Set out every line of the material below as a Markdown table with two columns, Row and Text: number each line in Row and put the line itself in Text. Skip any blank lines.

====== SUPPLIED MATERIAL

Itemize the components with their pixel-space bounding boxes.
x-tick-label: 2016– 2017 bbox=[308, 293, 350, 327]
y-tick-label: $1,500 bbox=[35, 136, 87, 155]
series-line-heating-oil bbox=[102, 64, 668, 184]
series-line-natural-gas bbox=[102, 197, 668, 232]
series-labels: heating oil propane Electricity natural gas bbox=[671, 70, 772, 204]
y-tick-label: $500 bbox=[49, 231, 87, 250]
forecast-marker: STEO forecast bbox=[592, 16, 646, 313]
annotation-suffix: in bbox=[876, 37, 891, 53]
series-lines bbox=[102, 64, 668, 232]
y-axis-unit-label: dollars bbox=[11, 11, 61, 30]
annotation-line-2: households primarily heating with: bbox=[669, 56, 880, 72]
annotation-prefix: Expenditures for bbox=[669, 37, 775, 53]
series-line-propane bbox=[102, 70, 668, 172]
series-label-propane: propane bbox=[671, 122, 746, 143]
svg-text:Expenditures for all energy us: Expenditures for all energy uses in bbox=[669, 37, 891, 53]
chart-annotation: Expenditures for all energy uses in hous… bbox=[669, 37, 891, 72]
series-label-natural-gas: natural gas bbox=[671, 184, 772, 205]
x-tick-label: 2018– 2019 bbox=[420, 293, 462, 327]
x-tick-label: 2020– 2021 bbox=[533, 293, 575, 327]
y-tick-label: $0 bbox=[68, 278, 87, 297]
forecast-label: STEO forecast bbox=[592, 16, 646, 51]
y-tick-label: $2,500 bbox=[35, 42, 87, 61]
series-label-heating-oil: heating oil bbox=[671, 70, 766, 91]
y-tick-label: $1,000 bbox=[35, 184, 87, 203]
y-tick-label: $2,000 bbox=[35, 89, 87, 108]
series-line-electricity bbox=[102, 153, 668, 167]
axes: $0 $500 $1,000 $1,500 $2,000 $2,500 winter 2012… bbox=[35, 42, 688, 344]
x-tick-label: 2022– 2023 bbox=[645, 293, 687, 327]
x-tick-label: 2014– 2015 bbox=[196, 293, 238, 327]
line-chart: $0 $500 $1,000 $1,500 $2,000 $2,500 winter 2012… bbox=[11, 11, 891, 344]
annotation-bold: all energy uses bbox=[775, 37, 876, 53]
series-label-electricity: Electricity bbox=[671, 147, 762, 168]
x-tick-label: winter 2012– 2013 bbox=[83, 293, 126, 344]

============

EXERCISE OUTPUT:
| Row | Text |
|---|---|
| 1 | Itemize the components with their pixel-space bounding boxes. |
| 2 | x-tick-label: 2016– 2017 bbox=[308, 293, 350, 327] |
| 3 | y-tick-label: $1,500 bbox=[35, 136, 87, 155] |
| 4 | series-line-heating-oil bbox=[102, 64, 668, 184] |
| 5 | series-line-natural-gas bbox=[102, 197, 668, 232] |
| 6 | series-labels: heating oil propane Electricity natural gas bbox=[671, 70, 772, 204] |
| 7 | y-tick-label: $500 bbox=[49, 231, 87, 250] |
| 8 | forecast-marker: STEO forecast bbox=[592, 16, 646, 313] |
| 9 | annotation-suffix: in bbox=[876, 37, 891, 53] |
| 10 | series-lines bbox=[102, 64, 668, 232] |
| 11 | y-axis-unit-label: dollars bbox=[11, 11, 61, 30] |
| 12 | annotation-line-2: households primarily heating with: bbox=[669, 56, 880, 72] |
| 13 | annotation-prefix: Expenditures for bbox=[669, 37, 775, 53] |
| 14 | series-line-propane bbox=[102, 70, 668, 172] |
| 15 | series-label-propane: propane bbox=[671, 122, 746, 143] |
| 16 | svg-text:Expenditures for all energy us: Expenditures for all energy uses in bbox=[669, 37, 891, 53] |
| 17 | chart-annotation: Expenditures for all energy uses in hous… bbox=[669, 37, 891, 72] |
| 18 | series-label-natural-gas: natural gas bbox=[671, 184, 772, 205] |
| 19 | x-tick-label: 2018– 2019 bbox=[420, 293, 462, 327] |
| 20 | x-tick-label: 2020– 2021 bbox=[533, 293, 575, 327] |
| 21 | y-tick-label: $0 bbox=[68, 278, 87, 297] |
| 22 | forecast-label: STEO forecast bbox=[592, 16, 646, 51] |
| 23 | y-tick-label: $2,500 bbox=[35, 42, 87, 61] |
| 24 | series-label-heating-oil: heating oil bbox=[671, 70, 766, 91] |
| 25 | y-tick-label: $1,000 bbox=[35, 184, 87, 203] |
| 26 | y-tick-label: $2,000 bbox=[35, 89, 87, 108] |
| 27 | series-line-electricity bbox=[102, 153, 668, 167] |
| 28 | axes: $0 $500 $1,000 $1,500 $2,000 $2,500 winter 2012… bbox=[35, 42, 688, 344] |
| 29 | x-tick-label: 2022– 2023 bbox=[645, 293, 687, 327] |
| 30 | x-tick-label: 2014– 2015 bbox=[196, 293, 238, 327] |
| 31 | line-chart: $0 $500 $1,000 $1,500 $2,000 $2,500 winter 2012… bbox=[11, 11, 891, 344] |
| 32 | annotation-bold: all energy uses bbox=[775, 37, 876, 53] |
| 33 | series-label-electricity: Electricity bbox=[671, 147, 762, 168] |
| 34 | x-tick-label: winter 2012– 2013 bbox=[83, 293, 126, 344] |